Leave out the pictures and copy the remaining records exactly.

# # # # # # #

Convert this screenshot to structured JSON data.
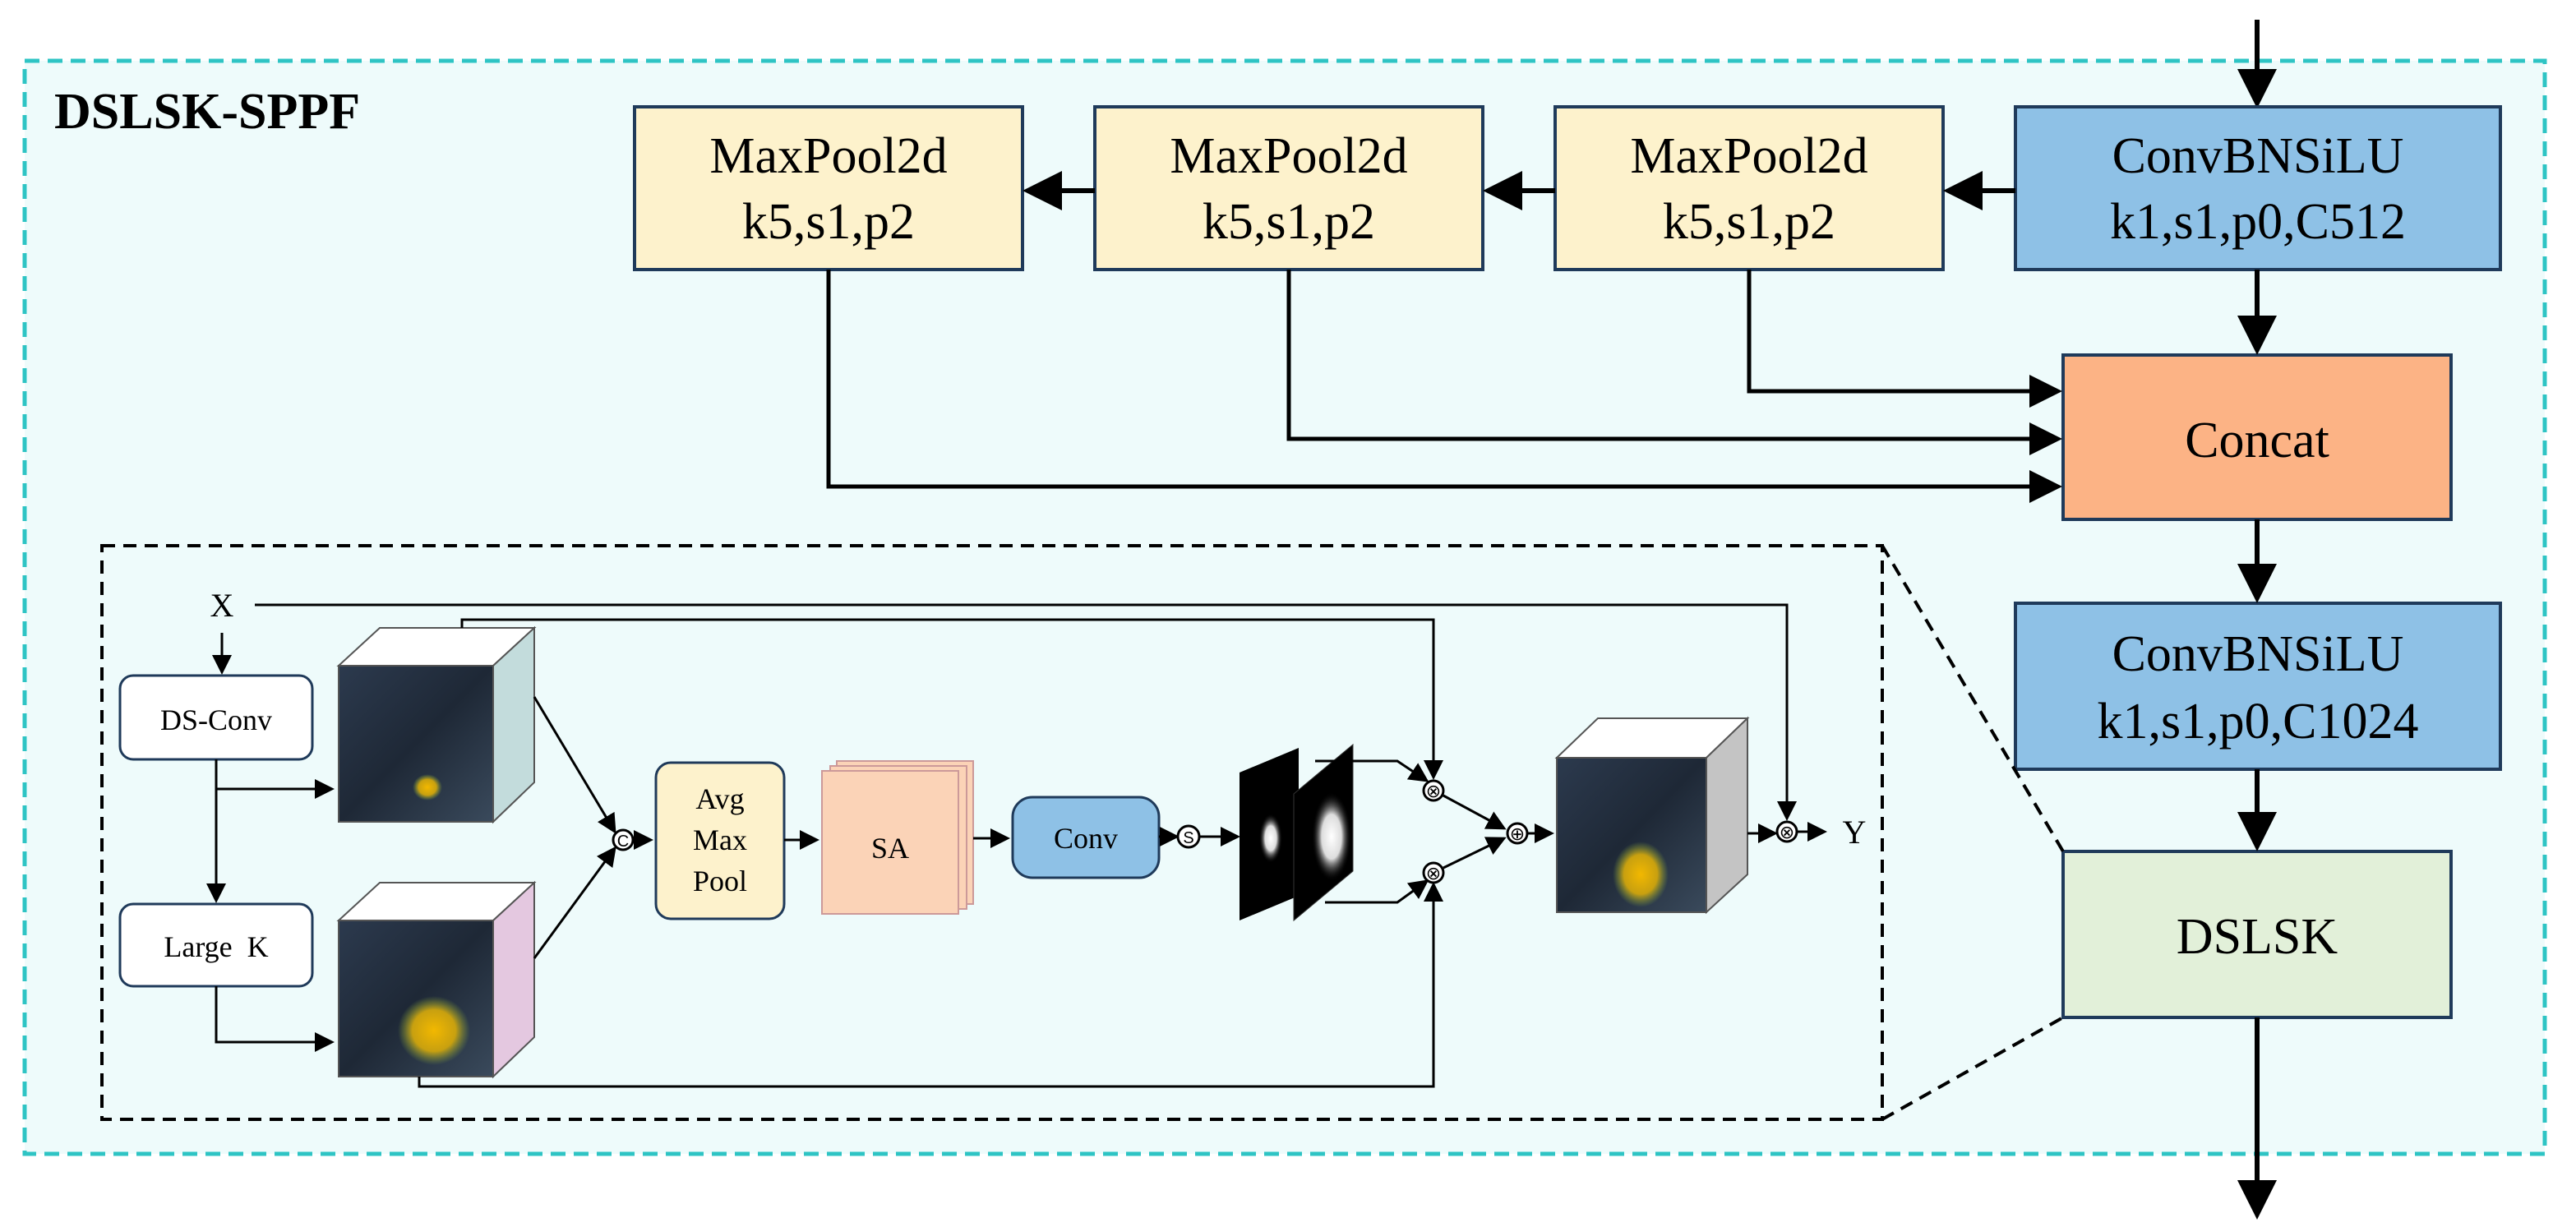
{
  "title": "DSLSK-SPPF",
  "colors": {
    "frame_border": "#2ec4c4",
    "frame_fill": "#eefbfb",
    "maxpool_fill": "#fdf2cc",
    "conv_fill": "#8ec1e6",
    "concat_fill": "#fcb385",
    "dslsk_fill": "#e2f0d9",
    "sa_fill": "#fbd3b7",
    "avg_fill": "#fdf2cc"
  },
  "maxpool": [
    {
      "line1": "MaxPool2d",
      "line2": "k5,s1,p2"
    },
    {
      "line1": "MaxPool2d",
      "line2": "k5,s1,p2"
    },
    {
      "line1": "MaxPool2d",
      "line2": "k5,s1,p2"
    }
  ],
  "conv_top": {
    "line1": "ConvBNSiLU",
    "line2": "k1,s1,p0,C512"
  },
  "concat": "Concat",
  "conv_bottom": {
    "line1": "ConvBNSiLU",
    "line2": "k1,s1,p0,C1024"
  },
  "dslsk": "DSLSK",
  "detail": {
    "input": "X",
    "output": "Y",
    "ds_conv": "DS-Conv",
    "large_k": "Large  K",
    "pool": [
      "Avg",
      "Max",
      "Pool"
    ],
    "sa": "SA",
    "conv": "Conv",
    "concat_op": "C",
    "sigmoid_op": "S",
    "mult_op": "⊗",
    "add_op": "⊕"
  }
}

# # # # # # #

**Task response**
Convert this screenshot to structured JSON data.
{
  "title": "DSLSK-SPPF",
  "colors": {
    "frame_border": "#2ec4c4",
    "frame_fill": "#eefbfb",
    "maxpool_fill": "#fdf2cc",
    "conv_fill": "#8ec1e6",
    "concat_fill": "#fcb385",
    "dslsk_fill": "#e2f0d9",
    "sa_fill": "#fbd3b7",
    "avg_fill": "#fdf2cc"
  },
  "maxpool": [
    {
      "line1": "MaxPool2d",
      "line2": "k5,s1,p2"
    },
    {
      "line1": "MaxPool2d",
      "line2": "k5,s1,p2"
    },
    {
      "line1": "MaxPool2d",
      "line2": "k5,s1,p2"
    }
  ],
  "conv_top": {
    "line1": "ConvBNSiLU",
    "line2": "k1,s1,p0,C512"
  },
  "concat": "Concat",
  "conv_bottom": {
    "line1": "ConvBNSiLU",
    "line2": "k1,s1,p0,C1024"
  },
  "dslsk": "DSLSK",
  "detail": {
    "input": "X",
    "output": "Y",
    "ds_conv": "DS-Conv",
    "large_k": "Large  K",
    "pool": [
      "Avg",
      "Max",
      "Pool"
    ],
    "sa": "SA",
    "conv": "Conv",
    "concat_op": "C",
    "sigmoid_op": "S",
    "mult_op": "⊗",
    "add_op": "⊕"
  }
}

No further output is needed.